Teks Bacaan:
* * * *
Rabu 28 Jun 2017 07:17 WIB

Bisnis Bank Syariah Timur Tengah akan Merosot pada 2018

Rep: Idealisa Masyrafina/ Red: Budi Raharjo
Qatar Islamic Bank (ilustrasi)
Qatar Islamic Bank (ilustrasi)

REPUBLIKA.CO.ID,JAKARTA -- Dalam laporan lembaga rating global, Standard and Poor (S&P) Global Ratings disebutkan bahwa pada tahun 2017 dan 2018 kondisi industri keuangan Islam akan mengalami pertumbuhan lebih rendah dari rata-rata selama sepuluh tahun terakhir, yaitu 5 persen. Pada tahun-tahun tersebut diprediksi, kondisi keuangan perbankan syariah di Gulf Cooperation Council (GCC) akan mengalami tahun yang sulit.

S&P memperkirakan perlambatan pada bank-bank Islam di GCC akan bertahan pada 2017 setelah pertumbuhan aset turun menjadi 5,3 persen pada 2016 dari 10,7 persen pada tahun 2014.

"Dalam skenario dasar kami, kami berasumsi bahwa pertumbuhan aset akan stabil sekitar 5 persen Sebagai pemotongan belanja pemerintah dan inisiatif peningkatan pendapatan, seperti pajak baru, mengurangi peluang pertumbuhan bank syariah di sektor korporasi dan ritel," kata S&P.

S&P melihat bank menjadi lebih berhati-hati dan selektif dalam kegiatan pemberian pinjaman mereka, yang memicu persaingan yang semakin ketat. Namun, S&P tidak menilai hal ini akan terjadi secara merata di semua negara GCC. Meskipun perlambatan ekonomi kemungkinan akan tetap diucapkan di Arab Saudi, pertumbuhan bank-bank Islam dipercepat di sana pada tahun 2016, berkat strategi peningkatan bisnis antara korporat dan usaha kecil dan menengah (UKM).

Sebaliknya, penurunan aktivitas ekonomi semakin curam di Qatar, di mana campuran likuiditas yang lebih rendah dan pemotongan belanja pemerintah mendorong bank untuk membatasi rencana ekspansi mereka. Penempatan Qatar di bawah sanksi oleh beberapa negara Arab juga dapat melemahkan prospek industri keuangan Islamnya pada tahun 2017.
* * * *
Data Tersedia:
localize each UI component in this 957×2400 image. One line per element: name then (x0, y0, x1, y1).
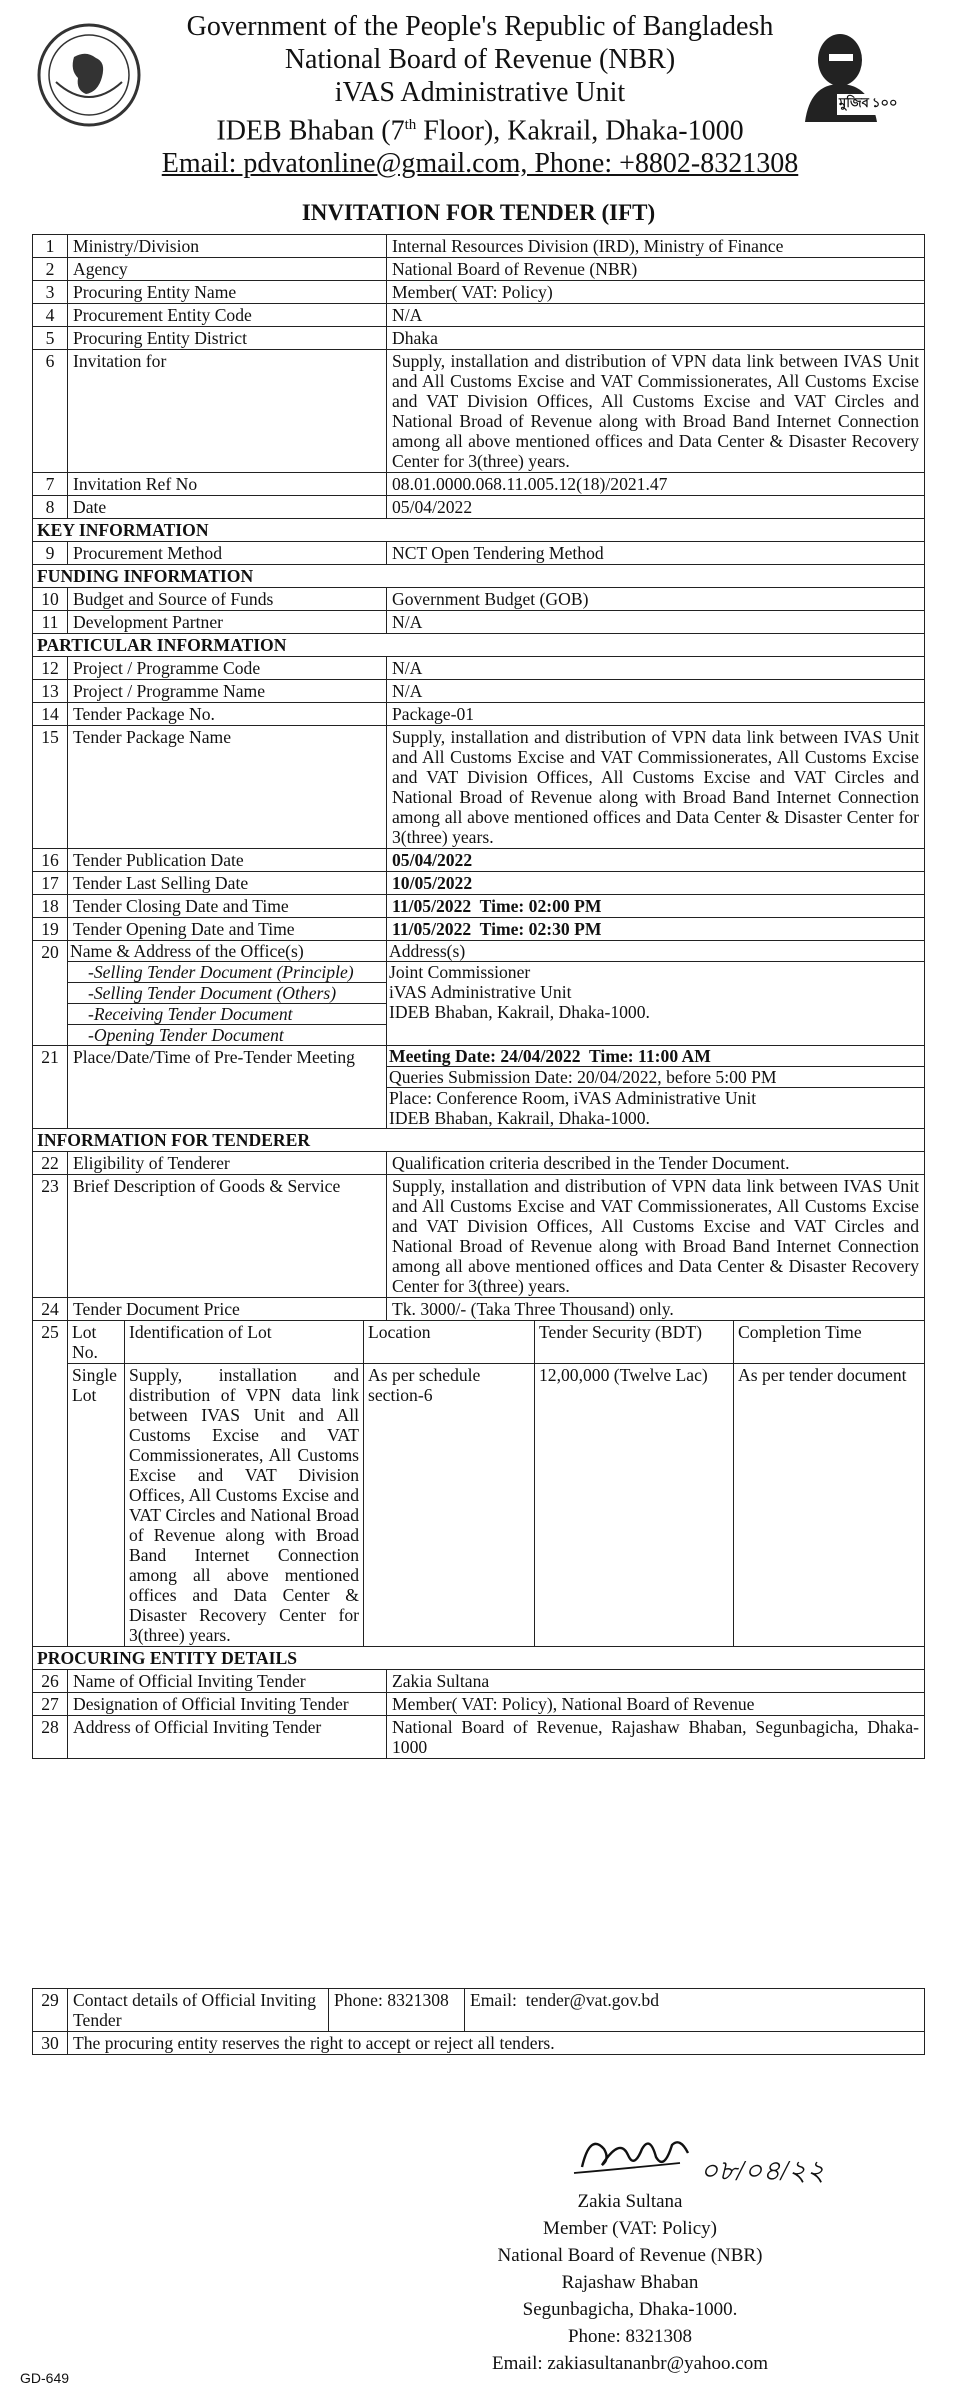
* * * *
Tugas Latihan:
1. Sebutkan semua angka tahun yang muncul dalam berita tentang bank syariah Timur Tengah di atas.
2. Menurut berita tentang bank syariah Timur Tengah, berapa pertumbuhan aset bank-bank Islam di GCC pada 2016?
3. Tolong lanjutkan berita tentang bank syariah Timur Tengah itu setelah kalimat terakhirnya.

Jawaban Tugas:
1. 2014, 2016, 2017, dan 2018.

2. 5,3 persen.

3.
Pertumbuhan aset sekitar nol di Kuwait selama setahun terakhir, tertekan oleh depresiasi mata uang asing tertentu dan dampak selanjutnya terhadap beberapa bank-bank Islam Kuwait yang besar. "Meskipun kinerja ekonomi Uni Emirat Arab (UEA) sedang hangat dan penurunan harga real estat, bank-bank Islam terus berkembang dengan single digit yang tinggi," kata S&P.

Seiring siklus ekonomi yang berubah, menurut S&P indikator kualitas aset bank syariah GCC akan memburuk pada paruh kedua tahun ini dan pada 2018. Pelemahan tersebut tidak terlihat pada 2016 karena seperti biasanya, bank mulai merestrukturisasi eksposur untuk beradaptasi dengan pergeseran lingkungan ekonomi. Oleh karena itu, S&P melihat adanya peningkatan kredit yang direstrukturisasi di GCC tahun lalu, namun tidak menunjukkan peningkatan kredit bermasalah (NPL) bank yang terancam atau biaya risiko.

"Kami pikir kemerosotan akan lebih terlihat pada 2017 dan 2018. Secara keseluruhan, kami percaya bahwa subkontraktor, UKM, dan eksposur ritel ekspatriat akan menanggung beban siklus ekonomi yang berbalik dan berkontribusi secara menonjol terhadap pembentukan NPL baru selama periode tersebut," kata S&P.

Profitabilitas bank syariah GCC akan memburuk lagi pada 2017 dan 2018, sementara beberapa faktor terlihat ikut bermain.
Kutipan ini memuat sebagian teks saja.